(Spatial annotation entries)

^^^^

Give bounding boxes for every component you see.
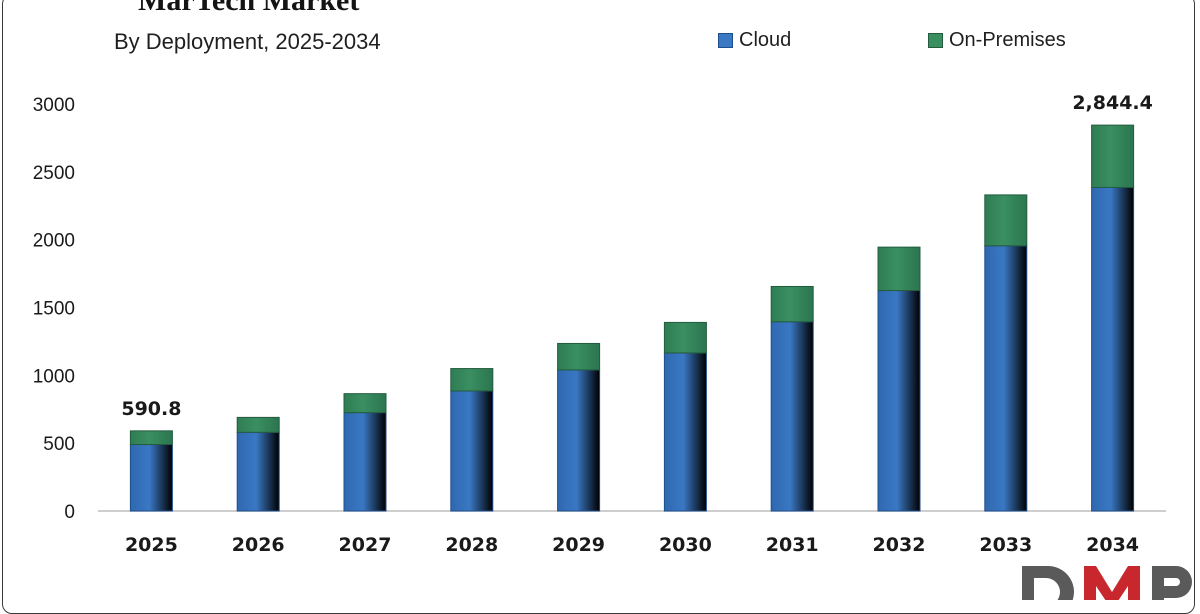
- y-tick-label: 1500: [33, 299, 75, 320]
- bar-on-premises-2026: [236, 416, 280, 433]
- x-tick-label: 2031: [766, 534, 819, 556]
- bar-cloud-2033: [984, 245, 1028, 512]
- bar-on-premises-2033: [984, 194, 1028, 247]
- x-tick-label: 2033: [979, 534, 1032, 556]
- chart-plot: 0 500 1000 1500 2000 2500 3000 2025 590.8 2026 202…: [33, 92, 1166, 556]
- bar-on-premises-2027: [343, 393, 387, 414]
- y-tick-label: 2000: [33, 231, 75, 252]
- x-tick-label: 2032: [873, 534, 926, 556]
- legend-label-cloud: Cloud: [739, 28, 792, 51]
- bar-on-premises-2025: [129, 430, 173, 446]
- bar-cloud-2026: [236, 431, 280, 512]
- x-tick-label: 2028: [445, 534, 498, 556]
- x-tick-label: 2034: [1086, 534, 1139, 556]
- y-tick-label: 2500: [33, 163, 75, 184]
- legend-item-cloud: Cloud: [718, 28, 791, 52]
- bar-on-premises-2028: [450, 368, 494, 392]
- x-tick-label: 2025: [125, 534, 178, 556]
- bar-on-premises-2030: [663, 321, 707, 354]
- bar-cloud-2032: [877, 290, 921, 512]
- legend-swatch-on-premises: [928, 32, 943, 48]
- legend-label-on-premises: On-Premises: [949, 28, 1066, 51]
- dmr-logo: [1018, 562, 1200, 600]
- bar-cloud-2030: [663, 352, 707, 512]
- chart-title: MarTech Market: [138, 0, 360, 17]
- legend-item-on-premises: On-Premises: [928, 28, 1066, 52]
- bar-cloud-2034: [1091, 186, 1135, 512]
- bar-cloud-2025: [129, 444, 173, 512]
- data-label-2034: 2,844.4: [1072, 92, 1153, 114]
- x-tick-label: 2030: [659, 534, 712, 556]
- y-tick-label: 0: [64, 502, 75, 523]
- y-tick-label: 1000: [33, 366, 75, 387]
- chart-subtitle: By Deployment, 2025-2034: [114, 29, 381, 54]
- bar-cloud-2031: [770, 321, 814, 512]
- bar-on-premises-2034: [1091, 124, 1135, 188]
- y-tick-label: 3000: [33, 95, 75, 116]
- bar-on-premises-2031: [770, 285, 814, 323]
- bar-cloud-2029: [557, 369, 601, 512]
- bar-cloud-2028: [450, 390, 494, 512]
- bar-on-premises-2029: [557, 342, 601, 371]
- bar-cloud-2027: [343, 412, 387, 512]
- dmr-logo-icon: [1022, 566, 1192, 600]
- data-label-2025: 590.8: [121, 398, 181, 420]
- x-tick-label: 2029: [552, 534, 605, 556]
- legend-swatch-cloud: [718, 32, 733, 48]
- y-tick-label: 500: [43, 434, 75, 455]
- x-tick-label: 2026: [232, 534, 285, 556]
- bar-on-premises-2032: [877, 246, 921, 292]
- x-tick-label: 2027: [339, 534, 392, 556]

^^^^

* _Written request_:
Recast the portion of the data that begins with the line containing "- y-tick-label: 1500: [33, 299, 75, 320]" and ends with the line containing "- x-tick-label: 2033: [979, 534, 1032, 556]" as a JSON list of strings, one string per line, omitting blank lines.

* _Written response_:
[
  "- y-tick-label: 1500: [33, 299, 75, 320]",
  "- bar-on-premises-2026: [236, 416, 280, 433]",
  "- x-tick-label: 2031: [766, 534, 819, 556]",
  "- bar-cloud-2033: [984, 245, 1028, 512]",
  "- bar-on-premises-2033: [984, 194, 1028, 247]",
  "- x-tick-label: 2033: [979, 534, 1032, 556]"
]